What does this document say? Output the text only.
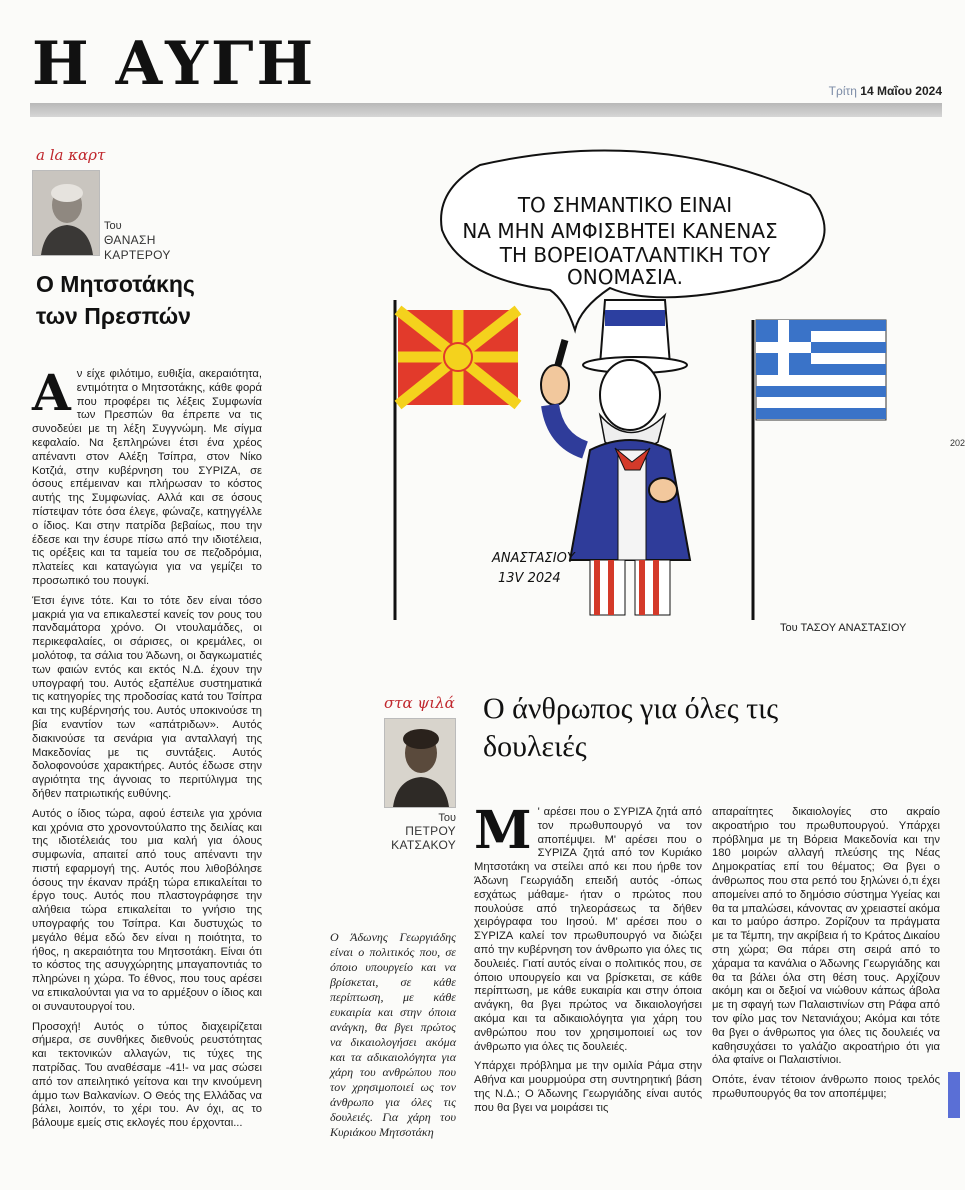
Η ΑΥΓΗ	Τρίτη 14 Μαΐου 2024
a la καρτ
Του
ΘΑΝΑΣΗ
ΚΑΡΤΕΡΟΥ
Ο Μητσοτάκης
των Πρεσπών

Αν είχε φιλότιμο, ευθιξία, ακεραιότητα, εντιμότητα ο Μητσοτάκης, κάθε φορά που προφέρει τις λέξεις Συμφωνία των Πρεσπών θα έπρεπε να τις συνοδεύει με τη λέξη Συγγνώμη. Με σίγμα κεφαλαίο. Να ξεπληρώνει έτσι ένα χρέος απέναντι στον Αλέξη Τσίπρα, στον Νίκο Κοτζιά, στην κυβέρνηση του ΣΥΡΙΖΑ, σε όσους επέμειναν και πλήρωσαν το κόστος αυτής της Συμφωνίας. Αλλά και σε όσους πίστεψαν τότε όσα έλεγε, φώναζε, κατηγγέλλε ο ίδιος. Και στην πατρίδα βεβαίως, που την έδεσε και την έσυρε πίσω από την ιδιοτέλεια, τις ορέξεις και τα ταμεία του σε πεζοδρόμια, πλατείες και καταγώγια για να γεμίζει το προσωπικό του πουγκί.

Έτσι έγινε τότε. Και το τότε δεν είναι τόσο μακριά για να επικαλεστεί κανείς τον ρους του πανδαμάτορα χρόνο. Οι ντουλαμάδες, οι περικεφαλαίες, οι σάρισες, οι κρεμάλες, οι μολότοφ, τα σάλια του Άδωνη, οι δαγκωματιές των φαιών εντός και εκτός Ν.Δ. έχουν την υπογραφή του. Αυτός εξαπέλυε συστηματικά τις κατηγορίες της προδοσίας κατά του Τσίπρα και της κυβέρνησής του. Αυτός υποκινούσε τη βία εναντίον των «απάτριδων». Αυτός διακινούσε τα σενάρια για ανταλλαγή της Μακεδονίας με τις συντάξεις. Αυτός δολοφονούσε χαρακτήρες. Αυτός έδωσε στην αγριότητα της άγνοιας το περιτύλιγμα της δήθεν πατριωτικής ευθύνης.

Αυτός ο ίδιος τώρα, αφού έστειλε για χρόνια και χρόνια στο χρονοντούλαπο της δειλίας και της ιδιοτέλειάς του μια καλή για όλους συμφωνία, απαιτεί από τους απέναντι την πιστή εφαρμογή της. Αυτός που λιθοβόλησε όσους την έκαναν πράξη τώρα επικαλείται το έργο τους. Αυτός που πλαστογράφησε την αλήθεια τώρα επικαλείται το γνήσιο της υπογραφής του Τσίπρα. Και δυστυχώς το μεγάλο θέμα εδώ δεν είναι η ποιότητα, το ήθος, η ακεραιότητα του Μητσοτάκη. Είναι ότι το κόστος της ασυγχώρητης μπαγαποντιάς το πληρώνει η χώρα. Το έθνος, που τους αρέσει να επικαλούνται για να το αρμέξουν ο ίδιος και οι συναυτουργοί του.

Προσοχή! Αυτός ο τύπος διαχειρίζεται σήμερα, σε συνθήκες διεθνούς ρευστότητας και τεκτονικών αλλαγών, τις τύχες της πατρίδας. Του αναθέσαμε -41!- να μας σώσει από τον απειλητικό γείτονα και την κινούμενη άμμο των Βαλκανίων. Ο Θεός της Ελλάδας να βάλει, λοιπόν, το χέρι του. Αν όχι, ας το βάλουμε εμείς στις εκλογές που έρχονται...

ΤΟ ΣΗΜΑΝΤΙΚΟ ΕΙΝΑΙ
ΝΑ ΜΗΝ ΑΜΦΙΣΒΗΤΕΙ ΚΑΝΕΝΑΣ
ΤΗ ΒΟΡΕΙΟΑΤΛΑΝΤΙΚΗ ΤΟΥ
ΟΝΟΜΑΣΙΑ.
ΑΝΑΣΤΑΣΙΟΥ
13V 2024
Του ΤΑΣΟΥ ΑΝΑΣΤΑΣΙΟΥ
202
στα ψιλά Ο άνθρωπος για όλες τις δουλειές
Του
ΠΕΤΡΟΥ
ΚΑΤΣΑΚΟΥ
Ο Άδωνης Γεωργιάδης είναι ο πολιτικός που, σε όποιο υπουργείο και να βρίσκεται, σε κάθε περίπτωση, με κάθε ευκαιρία και στην όποια ανάγκη, θα βγει πρώτος να δικαιολογήσει ακόμα και τα αδικαιολόγητα για χάρη του ανθρώπου που τον χρησιμοποιεί ως τον άνθρωπο για όλες τις δουλειές. Για χάρη του Κυριάκου Μητσοτάκη

Μ ' αρέσει που ο ΣΥΡΙΖΑ ζητά από τον πρωθυπουργό να τον αποπέμψει. Μ' αρέσει που ο ΣΥΡΙΖΑ ζητά από τον Κυριάκο Μητσοτάκη να στείλει από κει που ήρθε τον Άδωνη Γεωργιάδη επειδή αυτός -όπως εσχάτως μάθαμε- ήταν ο πρώτος που πουλούσε από τηλεοράσεως τα δήθεν χειρόγραφα του Ιησού. Μ' αρέσει που ο ΣΥΡΙΖΑ καλεί τον πρωθυπουργό να διώξει από την κυβέρνηση τον άνθρωπο για όλες τις δουλειές. Γιατί αυτός είναι ο πολιτικός που, σε όποιο υπουργείο και να βρίσκεται, σε κάθε περίπτωση, με κάθε ευκαιρία και στην όποια ανάγκη, θα βγει πρώτος να δικαιολογήσει ακόμα και τα αδικαιολόγητα για χάρη του ανθρώπου που τον χρησιμοποιεί ως τον άνθρωπο για όλες τις δουλειές.

Υπάρχει πρόβλημα με την ομιλία Ράμα στην Αθήνα και μουρμούρα στη συντηρητική βάση της Ν.Δ.; Ο Άδωνης Γεωργιάδης είναι αυτός που θα βγει να μοιράσει τις

απαραίτητες δικαιολογίες στο ακραίο ακροατήριο του πρωθυπουργού. Υπάρχει πρόβλημα με τη Βόρεια Μακεδονία και την 180 μοιρών αλλαγή πλεύσης της Νέας Δημοκρατίας επί του θέματος; Θα βγει ο άνθρωπος που στα ρεπό του ξηλώνει ό,τι έχει απομείνει από το δημόσιο σύστημα Υγείας και θα τα μπαλώσει, κάνοντας αν χρειαστεί ακόμα και το μαύρο άσπρο. Ζορίζουν τα πράγματα με τα Τέμπη, την ακρίβεια ή το Κράτος Δικαίου στη χώρα; Θα πάρει στη σειρά από το χάραμα τα κανάλια ο Άδωνης Γεωργιάδης και θα τα βάλει όλα στη θέση τους. Αρχίζουν ακόμη και οι δεξιοί να νιώθουν κάπως άβολα με τη σφαγή των Παλαιστινίων στη Ράφα από τον φίλο μας τον Νετανιάχου; Ακόμα και τότε θα βγει ο άνθρωπος για όλες τις δουλειές να καθησυχάσει το γαλάζιο ακροατήριο ότι για όλα φταίνε οι Παλαιστίνιοι.

Οπότε, έναν τέτοιον άνθρωπο ποιος τρελός πρωθυπουργός θα τον αποπέμψει;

######

For each line above that contains the word "αποπέμψει", copy that line.

[Exercise response]:
Μ ' αρέσει που ο ΣΥΡΙΖΑ ζητά από τον πρωθυπουργό να τον αποπέμψει. Μ' αρέσει που ο ΣΥΡΙΖΑ ζητά από τον Κυριάκο Μητσοτάκη να στείλει από κει που ήρθε τον Άδωνη Γεωργιάδη επειδή αυτός -όπως εσχάτως μάθαμε- ήταν ο πρώτος που πουλούσε από τηλεοράσεως τα δήθεν χειρόγραφα του Ιησού. Μ' αρέσει που ο ΣΥΡΙΖΑ καλεί τον πρωθυπουργό να διώξει από την κυβέρνηση τον άνθρωπο για όλες τις δουλειές. Γιατί αυτός είναι ο πολιτικός που, σε όποιο υπουργείο και να βρίσκεται, σε κάθε περίπτωση, με κάθε ευκαιρία και στην όποια ανάγκη, θα βγει πρώτος να δικαιολογήσει ακόμα και τα αδικαιολόγητα για χάρη του ανθρώπου που τον χρησιμοποιεί ως τον άνθρωπο για όλες τις δουλειές.
Οπότε, έναν τέτοιον άνθρωπο ποιος τρελός πρωθυπουργός θα τον αποπέμψει;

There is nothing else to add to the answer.